The exercise:
Please set down, unchanged, everything in the dataset excerpt below from the line that contains "page-header: ГОСТ 13525.21—75" down to the line that contains "section-5-edition-note: (Измененная редакция, Изм.", both of those lines included.

Dataset excerpt:
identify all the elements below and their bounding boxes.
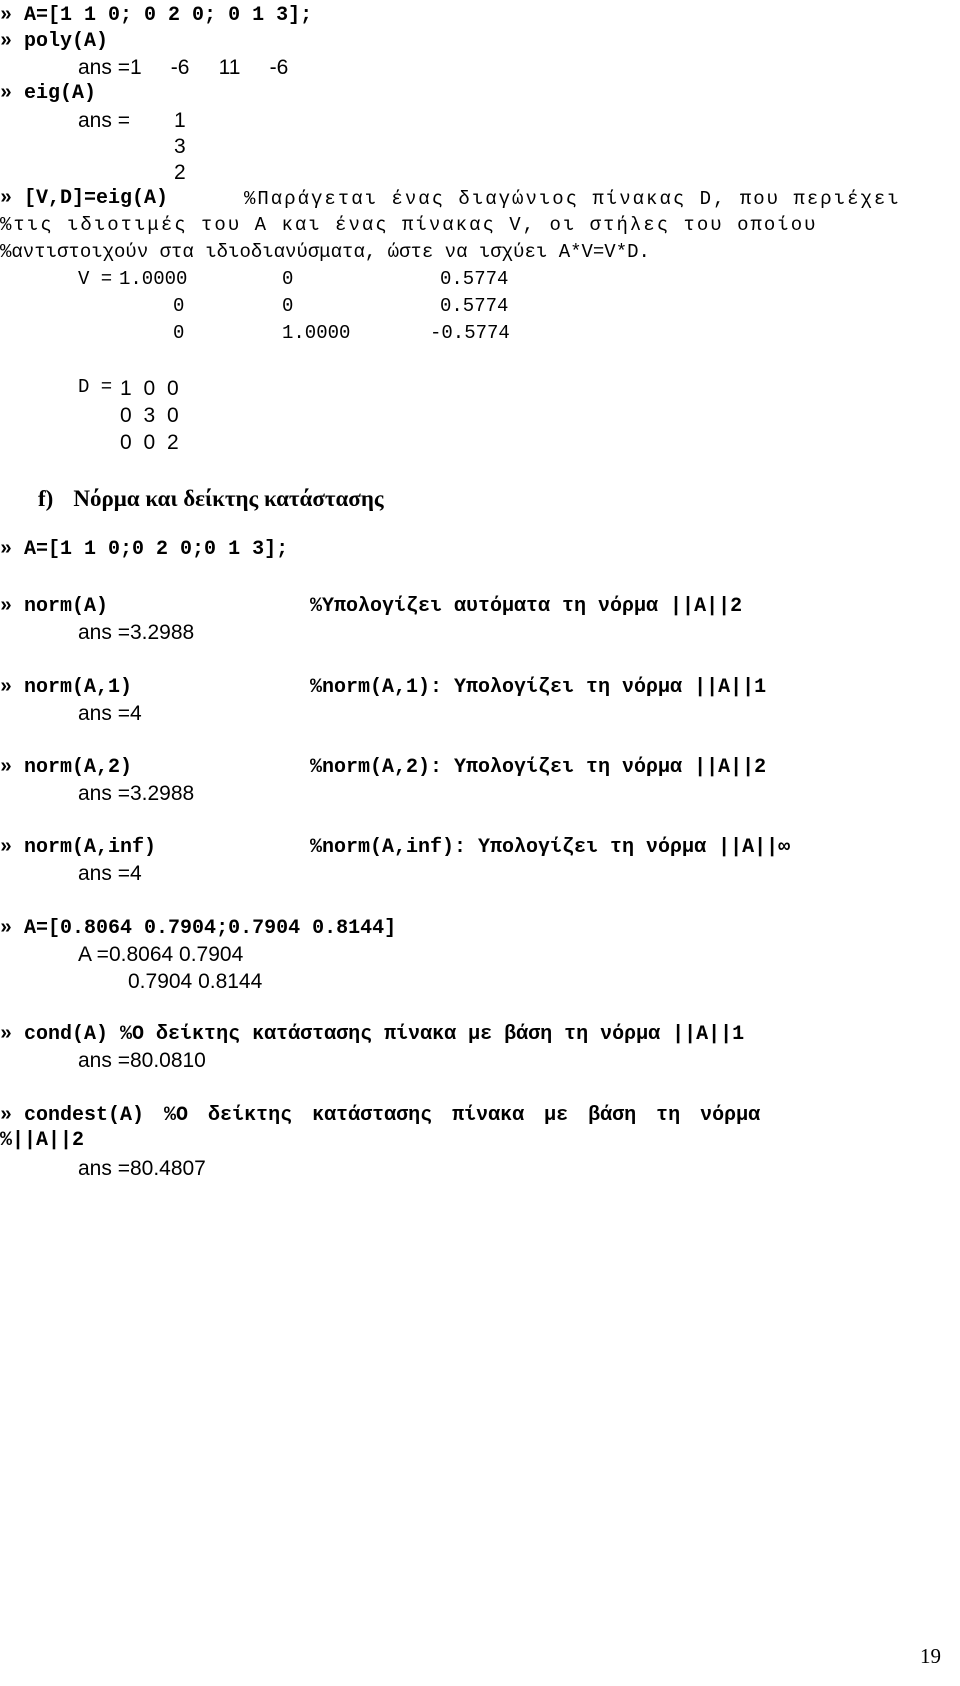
cmd-line-eig [0,84,96,104]
command-text: A=[1 1 0; 0 2 0; 0 1 3]; [24,4,313,27]
prompt: » [0,836,13,859]
condest-answer: ans =80.4807 [78,1157,206,1180]
D-row: 0 3 0 [120,404,179,427]
cmd-line-cond [0,1025,744,1045]
section-heading [38,487,384,510]
cmd-line-norm-inf [0,838,156,858]
V-cell: 1.0000 [119,268,188,290]
page-number: 19 [920,1644,941,1668]
norm-comment: %norm(A,1): Υπολογίζει τη νόρμα ||A||1 [310,676,767,699]
D-row: 0 0 2 [120,431,179,454]
D-row: 1 0 0 [120,377,179,400]
command-text: norm(A) [24,595,109,618]
condest-comment-cont: %||A||2 [0,1129,85,1152]
D-label: D = [78,376,113,398]
eig-value-1: 1 [174,109,186,132]
norm-comment: %norm(A,2): Υπολογίζει τη νόρμα ||A||2 [310,756,767,779]
cmd-line-norm-1 [0,678,132,698]
command-text: norm(A,2) [24,756,133,779]
eig-value-2: 3 [174,135,186,158]
command-text: eig(A) [24,82,97,105]
prompt: » [0,1104,13,1127]
V-cell: 0 [173,322,185,344]
V-cell: 0.5774 [440,295,509,317]
command-text: condest(A) %Ο δείκτης κατάστασης πίνακα με βάση τη νόρμα [24,1104,761,1127]
V-cell: 0 [173,295,185,317]
norm-answer: ans =3.2988 [78,621,195,644]
prompt: » [0,595,13,618]
comment-line-2: %τις ιδιοτιμές του A και ένας πίνακας V, οι στήλες του οποίου [0,214,818,236]
cmd-line-norm-2 [0,758,132,778]
command-text: [V,D]=eig(A) [24,187,169,210]
command-text: A=[1 1 0;0 2 0;0 1 3]; [24,538,289,561]
command-text: A=[0.8064 0.7904;0.7904 0.8144] [24,917,397,940]
cmd-line-matrix-2 [0,540,288,560]
norm-answer: ans =4 [78,862,142,885]
command-text: norm(A,inf) [24,836,157,859]
prompt: » [0,30,13,53]
cmd-line-matrix [0,6,312,26]
V-cell: -0.5774 [430,322,510,344]
V-cell: 0 [282,295,294,317]
norm-answer: ans =4 [78,702,142,725]
prompt: » [0,187,13,210]
prompt: » [0,917,13,940]
prompt: » [0,538,13,561]
prompt: » [0,82,13,105]
comment-line-3: %αντιστοιχούν στα ιδιοδιανύσματα, ώστε να ισχύει A*V=V*D. [0,241,650,263]
eig-value-3: 2 [174,161,186,184]
matrix-answer-row: A =0.8064 0.7904 [78,943,244,966]
poly-answer: ans =1 -6 11 -6 [78,56,289,79]
command-text: cond(A) %Ο δείκτης κατάστασης πίνακα με βάση τη νόρμα ||A||1 [24,1023,745,1046]
norm-answer: ans =3.2988 [78,782,195,805]
cmd-line-condest [0,1106,760,1126]
prompt: » [0,676,13,699]
matrix-answer-row: 0.7904 0.8144 [128,970,263,993]
V-cell: 1.0000 [282,322,351,344]
cmd-line-eig-vd [0,189,168,209]
prompt: » [0,1023,13,1046]
cmd-line-norm [0,597,108,617]
cmd-line-matrix-3 [0,919,396,939]
command-text: poly(A) [24,30,109,53]
V-cell: 0.5774 [440,268,509,290]
prompt: » [0,756,13,779]
section-label: f) [38,486,54,511]
eig-answer-label: ans = [78,109,130,132]
norm-comment: %norm(A,inf): Υπολογίζει τη νόρμα ||A||∞ [310,836,791,859]
V-label: V = [78,268,113,290]
V-cell: 0 [282,268,294,290]
norm-comment: %Υπολογίζει αυτόματα τη νόρμα ||A||2 [310,595,743,618]
comment-line-1: %Παράγεται ένας διαγώνιος πίνακας D, που περιέχει [244,188,901,210]
cmd-line-poly [0,32,108,52]
prompt: » [0,4,13,27]
section-title: Νόρμα και δείκτης κατάστασης [73,486,384,511]
command-text: norm(A,1) [24,676,133,699]
cond-answer: ans =80.0810 [78,1049,206,1072]
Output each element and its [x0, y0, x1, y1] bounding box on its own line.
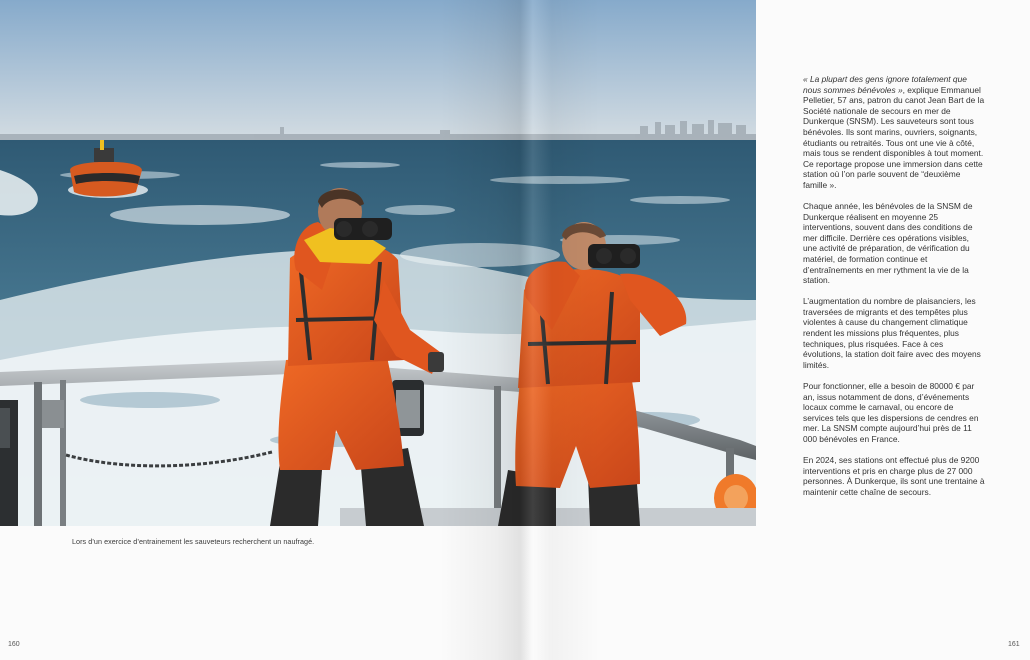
- paragraph-1-text: , explique Emmanuel Pelletier, 57 ans, patron du canot Jean Bart de la Société nationale de secours en mer de Dunkerque (SNSM). Les sauveteurs sont tous bénévoles. Ils sont marins, ouvriers, soignants, étudiants ou retraités. Tous ont une vie à côté, mais tous se rendent disponibles à tout moment. Ce reportage propose une immersion dans cette station où l’on parle souvent de “deuxième famille ».: [803, 84, 985, 190]
- article-paragraph-4: Pour fonctionner, elle a besoin de 80000 € par an, issus notamment de dons, d’événements locaux comme le carnaval, ou encore de services tels que les dispersions de cendres en mer. La SNSM compte aujourd’hui près de 11 000 bénévoles en France.: [803, 380, 979, 444]
- article-text: [803, 74, 985, 508]
- photo-caption: Lors d’un exercice d’entrainement les sauveteurs recherchent un naufragé.: [72, 537, 315, 546]
- article-paragraph-5: En 2024, ses stations ont effectué plus de 9200 interventions et pris en charge plus de 27 000 personnes. À Dunkerque, ils sont une trentaine à maintenir cette chaîne de secours.: [803, 455, 985, 497]
- quote-text: « La plupart des gens ignore totalement que nous sommes bénévoles »: [803, 74, 967, 95]
- page-number-left: 160: [8, 641, 20, 648]
- article-paragraph-2: Chaque année, les bénévoles de la SNSM de Dunkerque réalisent en moyenne 25 interventions, souvent dans des conditions de mer difficile. Derrière ces opérations visibles, une activité de préparation, de vérification du matériel, de formation continue et d’entraînements en mer rythment la vie de la station.: [803, 201, 973, 286]
- article-paragraph-3: L’augmentation du nombre de plaisanciers, les traversées de migrants et des tempêtes plus violentes à cause du changement climatique rendent les missions plus fréquentes, plus techniques, plus risquées. Face à ces évolutions, la station doit faire avec des moyens limités.: [803, 296, 981, 370]
- page-number-right: 161: [1008, 641, 1020, 648]
- article-paragraph-1: [803, 74, 985, 191]
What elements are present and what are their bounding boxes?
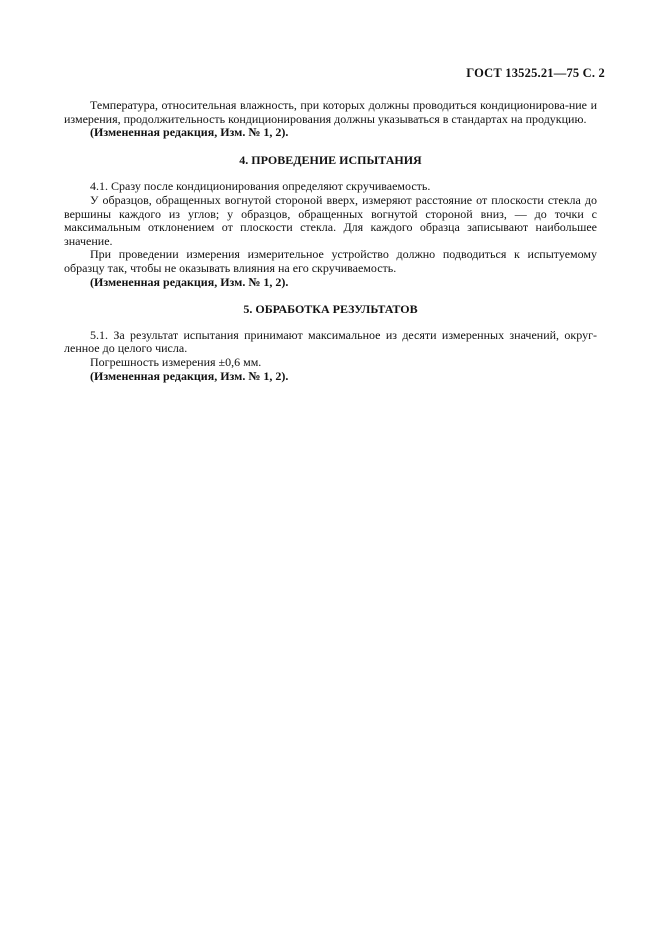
page-header: ГОСТ 13525.21—75 С. 2 bbox=[466, 66, 605, 80]
section-5-paragraph-1: 5.1. За результат испытания принимают максимальное из десяти измеренных значений, округ-ленное до целого числа. bbox=[64, 327, 597, 356]
section-4-paragraph-1: 4.1. Сразу после кондиционирования определяют скручиваемость. bbox=[90, 179, 431, 194]
section-5-heading: 5. ОБРАБОТКА РЕЗУЛЬТАТОВ bbox=[243, 302, 418, 317]
intro-edition-note: (Измененная редакция, Изм. № 1, 2). bbox=[90, 125, 289, 140]
section-5-edition-note: (Измененная редакция, Изм. № 1, 2). bbox=[90, 368, 289, 383]
section-5-paragraph-2: Погрешность измерения ±0,6 мм. bbox=[90, 354, 262, 369]
section-4-paragraph-3: При проведении измерения измерительное устройство должно подводиться к испытуемому образцу так, чтобы не оказывать влияния на его скручиваемость. bbox=[64, 247, 597, 275]
section-4-heading: 4. ПРОВЕДЕНИЕ ИСПЫТАНИЯ bbox=[239, 152, 422, 167]
document-body bbox=[64, 99, 597, 383]
section-4-paragraph-2: У образцов, обращенных вогнутой стороной вверх, измеряют расстояние от плоскости стекла до вершины каждого из углов; у образцов, обращенных вогнутой стороной вниз, — до точки с максимальным отклонением от плоскости стекла. Для каждого образца записывают наибольшее значение. bbox=[64, 192, 597, 248]
section-4-edition-note: (Измененная редакция, Изм. № 1, 2). bbox=[90, 274, 289, 289]
intro-paragraph: Температура, относительная влажность, при которых должны проводиться кондиционирова-ние и измерения, продолжительность кондиционирования должны указываться в стандартах на продукцию. bbox=[64, 98, 597, 126]
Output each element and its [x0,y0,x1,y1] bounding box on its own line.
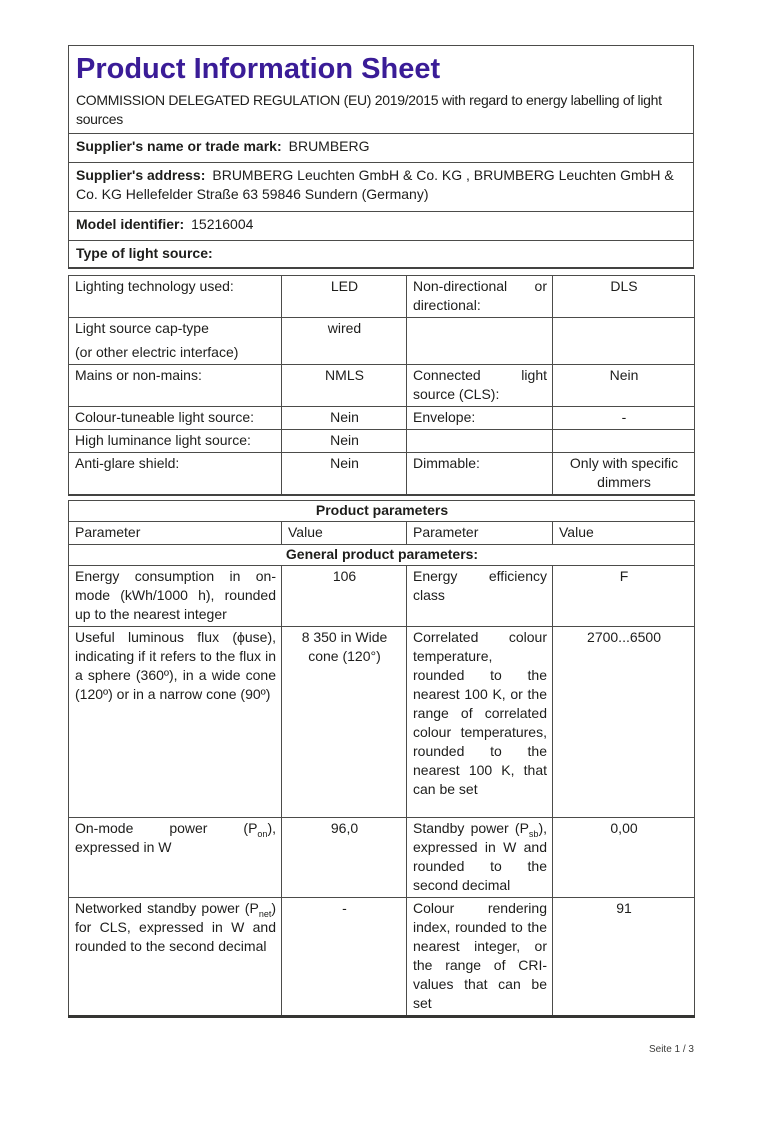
title-cell [69,46,694,134]
light-source-table [68,275,695,496]
column-header-cell: Parameter [69,522,282,545]
value-cell: wired [282,318,407,365]
value-cell: Nein [553,365,695,407]
param-cell: Colour rendering index, rounded to the nearest integer, or the range of CRI-values that can be set [407,898,553,1017]
page-footer: Seite 1 / 3 [648,1044,694,1055]
table-row [69,566,695,627]
model-identifier-cell [69,212,694,241]
value-cell: 91 [553,898,695,1017]
title-row [69,46,694,134]
table-row [69,453,695,496]
param-cell [407,318,553,365]
product-parameters-header: Product parameters [69,501,695,522]
param-cell [407,430,553,453]
param-line: (or other electric interface) [75,344,239,360]
table-row [69,898,695,1017]
type-of-light-source-cell [69,241,694,269]
param-cell: Lighting technology used: [69,276,282,318]
value-cell: 106 [282,566,407,627]
table-row [69,627,695,818]
column-header-row [69,522,695,545]
param-cell: Anti-glare shield: [69,453,282,496]
supplier-address-value: BRUMBERG Leuchten GmbH & Co. KG , BRUMBERG Leuchten GmbH & Co. KG Hellefelder Straße 63 59846 Sundern (Germany) [76,167,674,202]
general-parameters-subheader-row [69,545,695,566]
param-line: Light source cap-type [75,320,209,336]
param-cell [69,318,282,365]
model-identifier-row [69,212,694,241]
value-cell: Nein [282,453,407,496]
supplier-address-row [69,163,694,212]
param-cell: Mains or non-mains: [69,365,282,407]
value-cell: 8 350 in Wide cone (120°) [282,627,407,818]
value-cell: Nein [282,430,407,453]
column-header-cell: Value [553,522,695,545]
table-row [69,430,695,453]
supplier-name-label: Supplier's name or trade mark: [76,138,282,154]
value-cell: 2700...6500 [553,627,695,818]
supplier-address-cell [69,163,694,212]
param-cell: Dimmable: [407,453,553,496]
header-table [68,45,694,269]
table-row [69,818,695,898]
general-parameters-subheader: General product parameters: [69,545,695,566]
table-row [69,276,695,318]
param-cell: Standby power $(P_{sb})$, expressed in W and rounded to the second decimal [407,818,553,898]
supplier-address-label: Supplier's address: [76,167,206,183]
param-cell: On-mode power $(P_{on})$, expressed in W [69,818,282,898]
table-row [69,318,695,365]
value-cell [553,430,695,453]
value-cell: LED [282,276,407,318]
param-cell: Networked standby power $(P_{net})$ for CLS, expressed in W and rounded to the second decimal [69,898,282,1017]
supplier-name-value: BRUMBERG [288,138,370,154]
type-of-light-source-label: Type of light source: [76,245,213,261]
value-cell: F [553,566,695,627]
value-cell: NMLS [282,365,407,407]
column-header-cell: Parameter [407,522,553,545]
value-cell: - [553,407,695,430]
table-row [69,407,695,430]
table-row [69,365,695,407]
product-parameters-table [68,500,695,1018]
param-cell: Correlated colour temperature, rounded to the nearest 100 K, or the range of correlated colour temperatures, rounded to the nearest 100 K, that can be set [407,627,553,818]
value-cell: - [282,898,407,1017]
value-cell: 0,00 [553,818,695,898]
param-cell: High luminance light source: [69,430,282,453]
model-identifier-value: 15216004 [191,216,254,232]
product-parameters-header-row [69,501,695,522]
model-identifier-label: Model identifier: [76,216,185,232]
value-cell: DLS [553,276,695,318]
param-cell: Useful luminous flux (ϕuse), indicating if it refers to the flux in a sphere (360º), in a wide cone (120º) or in a narrow cone (90º) [69,627,282,818]
value-cell: 96,0 [282,818,407,898]
param-cell: Energy consumption in on-mode (kWh/1000 h), rounded up to the nearest integer [69,566,282,627]
param-cell: Non-directional or directional: [407,276,553,318]
param-cell: Colour-tuneable light source: [69,407,282,430]
column-header-cell: Value [282,522,407,545]
param-cell: Energy efficiency class [407,566,553,627]
value-cell [553,318,695,365]
supplier-name-cell [69,134,694,163]
supplier-name-row [69,134,694,163]
page-title: Product Information Sheet [76,53,441,85]
param-cell: Connected light source (CLS): [407,365,553,407]
value-cell: Nein [282,407,407,430]
value-cell: Only with specific dimmers [553,453,695,496]
param-cell: Envelope: [407,407,553,430]
page-sheet [68,45,694,1018]
type-of-light-source-row [69,241,694,269]
regulation-text: COMMISSION DELEGATED REGULATION (EU) 2019/2015 with regard to energy labelling of light sources [76,92,662,127]
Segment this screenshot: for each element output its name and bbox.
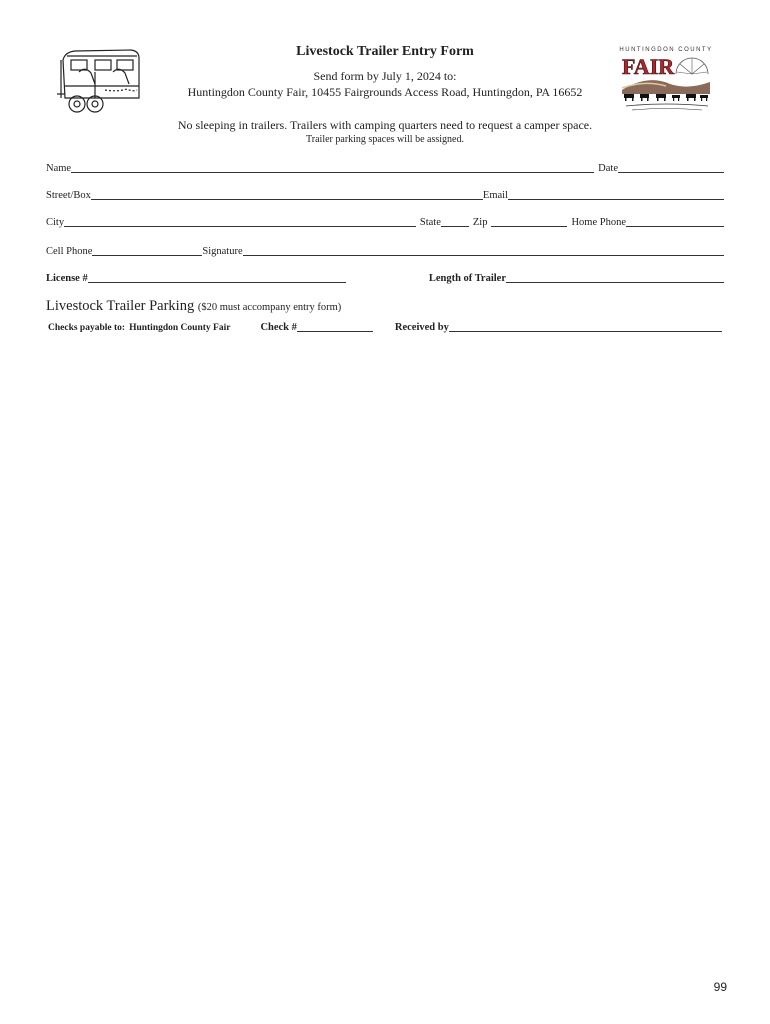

Answer:
page-header: ГОСТ 13525.21—75 С. 2 bbox=[466, 66, 605, 80]
section-5-paragraph-1: 5.1. За результат испытания принимают максимальное из десяти измеренных значений, округ-ленное до целого числа. bbox=[64, 327, 597, 356]
section-4-paragraph-1: 4.1. Сразу после кондиционирования определяют скручиваемость. bbox=[90, 179, 431, 194]
section-5-heading: 5. ОБРАБОТКА РЕЗУЛЬТАТОВ bbox=[243, 302, 418, 317]
intro-edition-note: (Измененная редакция, Изм. № 1, 2). bbox=[90, 125, 289, 140]
section-5-edition-note: (Измененная редакция, Изм. № 1, 2). bbox=[90, 368, 289, 383]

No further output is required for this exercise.